— Exercise instructions —
Identify every line in the records below that contains the word "name", and copy each of those lines.

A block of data

++++++++++++++++++++

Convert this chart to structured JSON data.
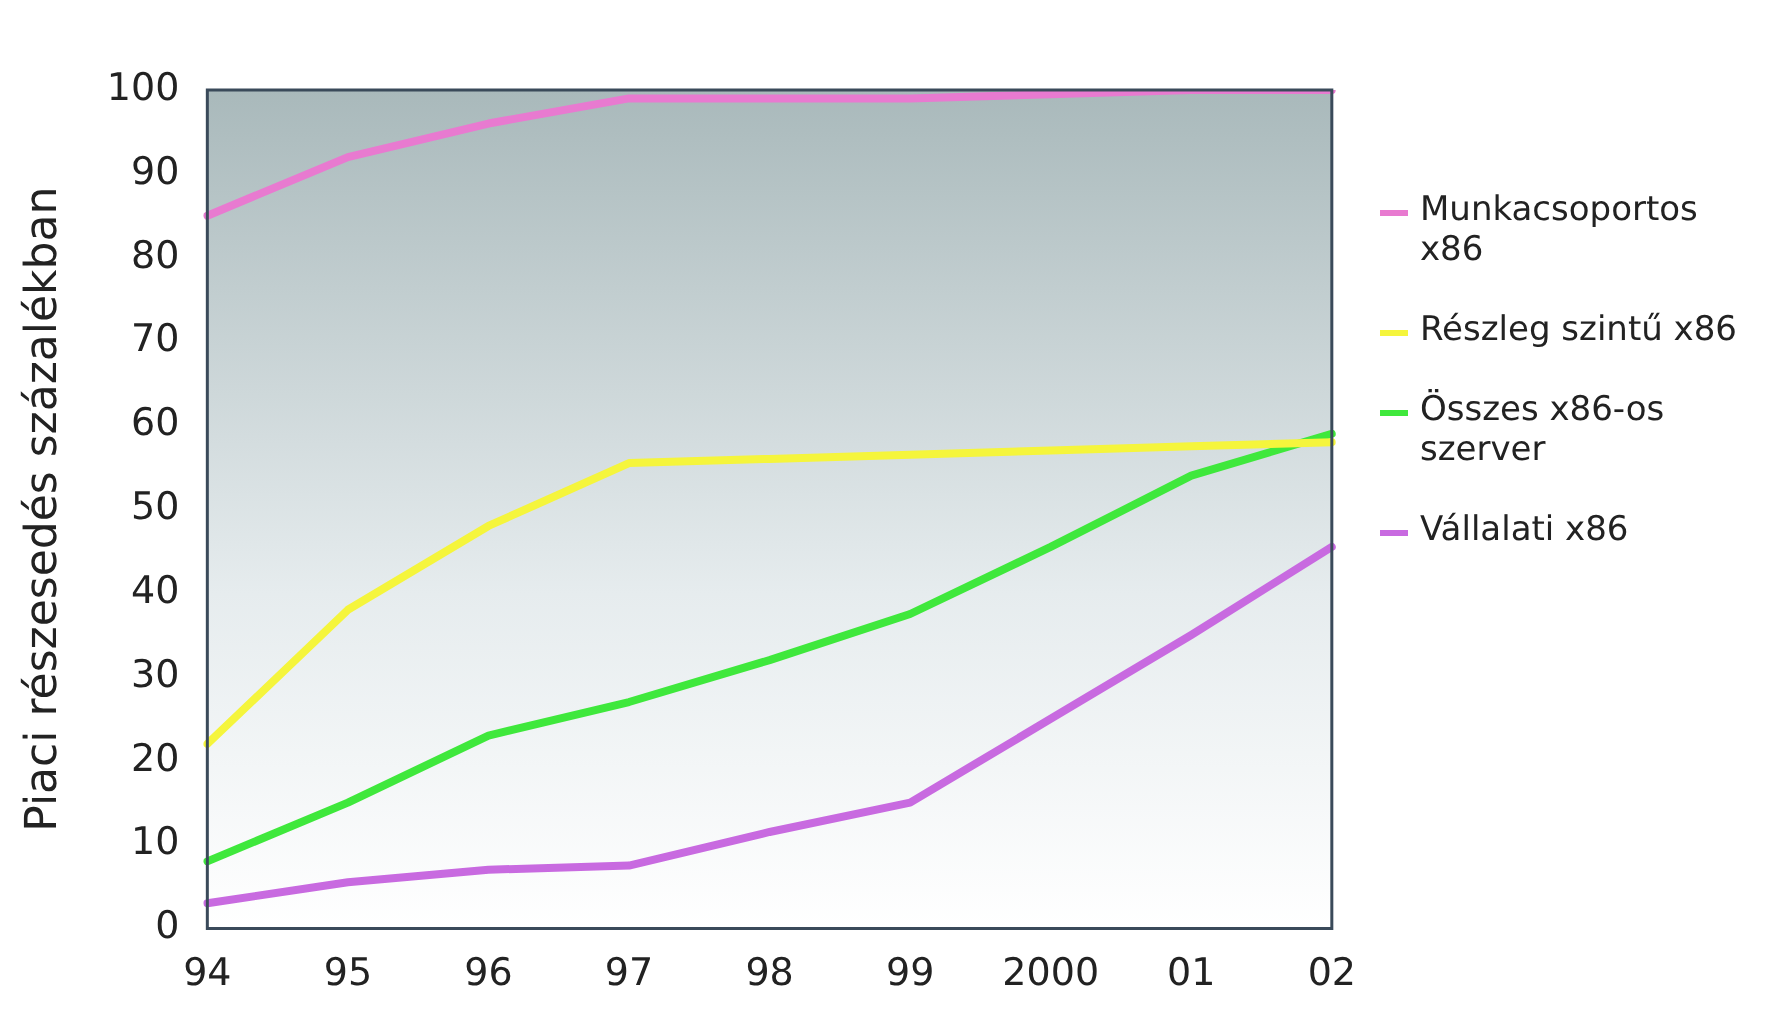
{
  "chart_data": {
    "type": "line",
    "ylabel": "Piaci részesedés százalékban",
    "categories": [
      "94",
      "95",
      "96",
      "97",
      "98",
      "99",
      "2000",
      "01",
      "02"
    ],
    "ylim": [
      0,
      100
    ],
    "yticks": [
      0,
      10,
      20,
      30,
      40,
      50,
      60,
      70,
      80,
      90,
      100
    ],
    "grid": false,
    "legend": "right",
    "marker": "none",
    "series": [
      {
        "name": "Munkacsoportos x86",
        "color": "#e87ad0",
        "values": [
          85,
          92,
          96,
          99,
          99,
          99,
          99.5,
          100,
          100
        ]
      },
      {
        "name": "Részleg szintű x86",
        "color": "#f5f53c",
        "values": [
          22,
          38,
          48,
          55.5,
          56,
          56.5,
          57,
          57.5,
          58
        ]
      },
      {
        "name": "Összes x86-os szerver",
        "color": "#3fe83c",
        "values": [
          8,
          15,
          23,
          27,
          32,
          37.5,
          45.5,
          54,
          59
        ]
      },
      {
        "name": "Vállalati x86",
        "color": "#c86ae0",
        "values": [
          3,
          5.5,
          7,
          7.5,
          11.5,
          15,
          25,
          35,
          45.5
        ]
      }
    ]
  }
}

++++++++++++++++++++

— Exercise answer —
        "name": "Munkacsoportos x86",
        "name": "Részleg szintű x86",
        "name": "Összes x86-os szerver",
        "name": "Vállalati x86",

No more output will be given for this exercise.